Data excerpts:
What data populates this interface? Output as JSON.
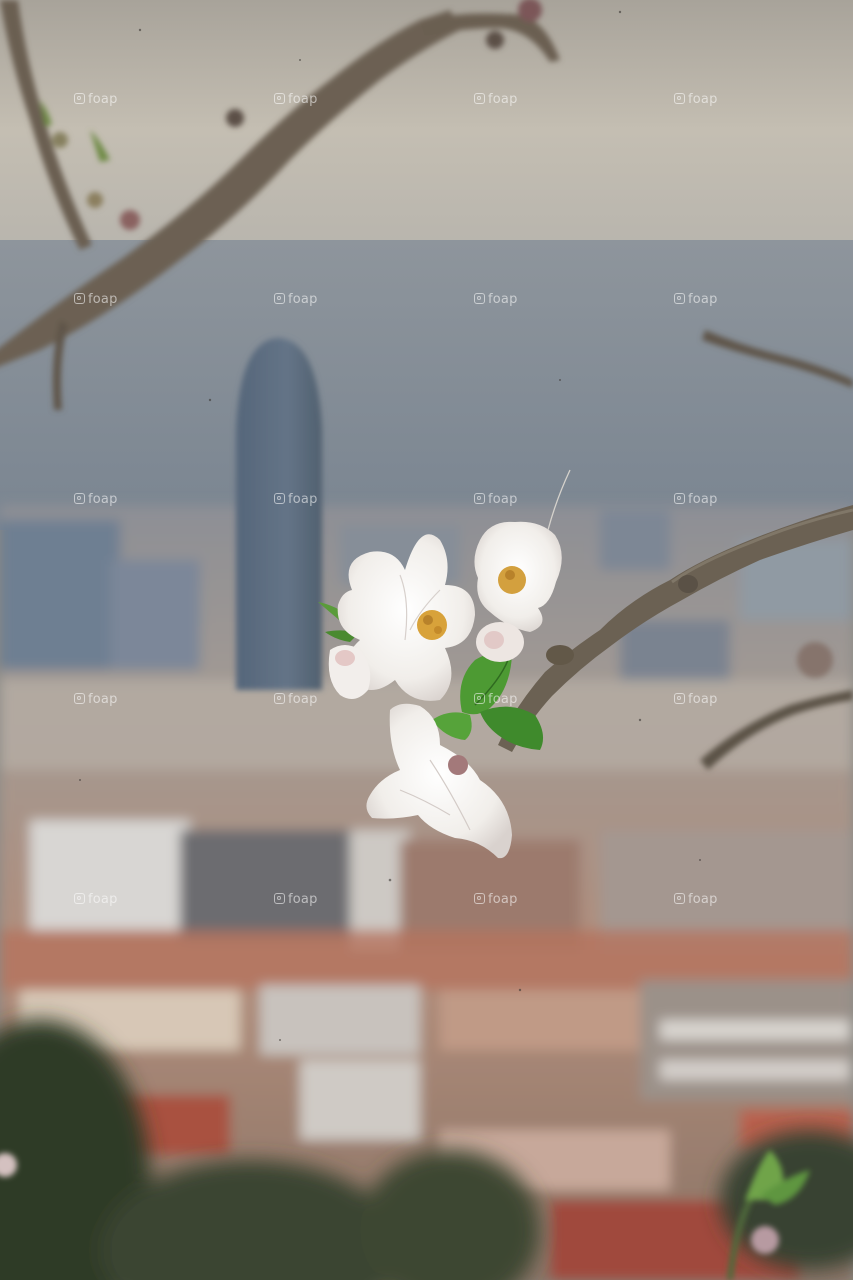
{
  "photo": {
    "subject": "almond-blossom-branch",
    "background": "city-skyline-with-tower",
    "colors": {
      "sky": "#bdb7ac",
      "sea": "#7f8a96",
      "tower": "#5b6b7c",
      "city_warm": "#b3856f",
      "blossom": "#f4f1ee",
      "stamen": "#d8a23a",
      "leaf": "#4f9a35",
      "branch": "#6f6254"
    }
  },
  "watermark": {
    "text": "foap",
    "icon": "camera-icon"
  }
}
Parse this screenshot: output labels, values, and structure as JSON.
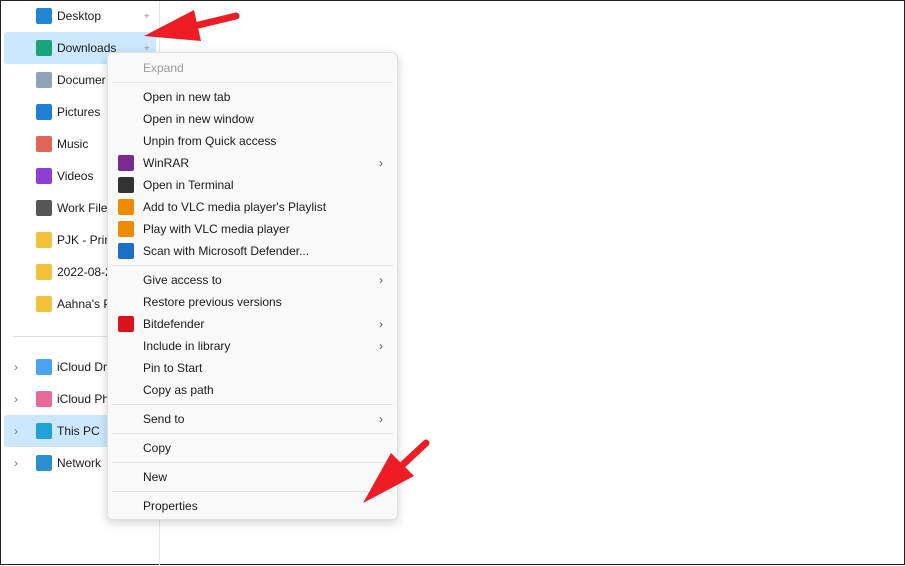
{
  "sidebar": {
    "items": [
      {
        "label": "Desktop",
        "icon": "desktop-icon",
        "color": "#1e88d4",
        "pinned": true
      },
      {
        "label": "Downloads",
        "icon": "download-icon",
        "color": "#1aa37a",
        "pinned": true,
        "selected": true
      },
      {
        "label": "Documer",
        "icon": "document-icon",
        "color": "#8fa3b8"
      },
      {
        "label": "Pictures",
        "icon": "pictures-icon",
        "color": "#1e7fd6"
      },
      {
        "label": "Music",
        "icon": "music-icon",
        "color": "#e0665a"
      },
      {
        "label": "Videos",
        "icon": "videos-icon",
        "color": "#8b3fd6"
      },
      {
        "label": "Work File",
        "icon": "drive-icon",
        "color": "#555555"
      },
      {
        "label": "PJK - Prin",
        "icon": "folder-icon",
        "color": "#f2c23a"
      },
      {
        "label": "2022-08-2",
        "icon": "folder-icon",
        "color": "#f2c23a"
      },
      {
        "label": "Aahna's P",
        "icon": "folder-icon",
        "color": "#f2c23a"
      }
    ],
    "bottom": [
      {
        "label": "iCloud Dr",
        "icon": "icloud-drive-icon",
        "color": "#4aa3f0"
      },
      {
        "label": "iCloud Ph",
        "icon": "icloud-photos-icon",
        "color": "#e86a9c"
      },
      {
        "label": "This PC",
        "icon": "this-pc-icon",
        "color": "#1fa3d6",
        "selected": true
      },
      {
        "label": "Network",
        "icon": "network-icon",
        "color": "#2a8fd0"
      }
    ]
  },
  "menu": {
    "items": [
      {
        "label": "Expand",
        "disabled": true
      },
      {
        "sep": true
      },
      {
        "label": "Open in new tab"
      },
      {
        "label": "Open in new window"
      },
      {
        "label": "Unpin from Quick access"
      },
      {
        "label": "WinRAR",
        "icon": "winrar-icon",
        "color": "#7a2b8f",
        "submenu": true
      },
      {
        "label": "Open in Terminal",
        "icon": "terminal-icon",
        "color": "#333333"
      },
      {
        "label": "Add to VLC media player's Playlist",
        "icon": "vlc-icon",
        "color": "#f08a00"
      },
      {
        "label": "Play with VLC media player",
        "icon": "vlc-icon",
        "color": "#f08a00"
      },
      {
        "label": "Scan with Microsoft Defender...",
        "icon": "defender-shield-icon",
        "color": "#1a6fc4"
      },
      {
        "sep": true
      },
      {
        "label": "Give access to",
        "submenu": true
      },
      {
        "label": "Restore previous versions"
      },
      {
        "label": "Bitdefender",
        "icon": "bitdefender-icon",
        "color": "#d8131b",
        "submenu": true
      },
      {
        "label": "Include in library",
        "submenu": true
      },
      {
        "label": "Pin to Start"
      },
      {
        "label": "Copy as path"
      },
      {
        "sep": true
      },
      {
        "label": "Send to",
        "submenu": true
      },
      {
        "sep": true
      },
      {
        "label": "Copy"
      },
      {
        "sep": true
      },
      {
        "label": "New",
        "submenu": true
      },
      {
        "sep": true
      },
      {
        "label": "Properties"
      }
    ]
  },
  "annotation_color": "#ee1c25"
}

• **Work to be completed**: Wherever the word "with" occurs in a line of the listing, copy that line.

• **Result**:
    "background": "city-skyline-with-tower",
        "label": "Play with VLC media player",
        "label": "Scan with Microsoft Defender...",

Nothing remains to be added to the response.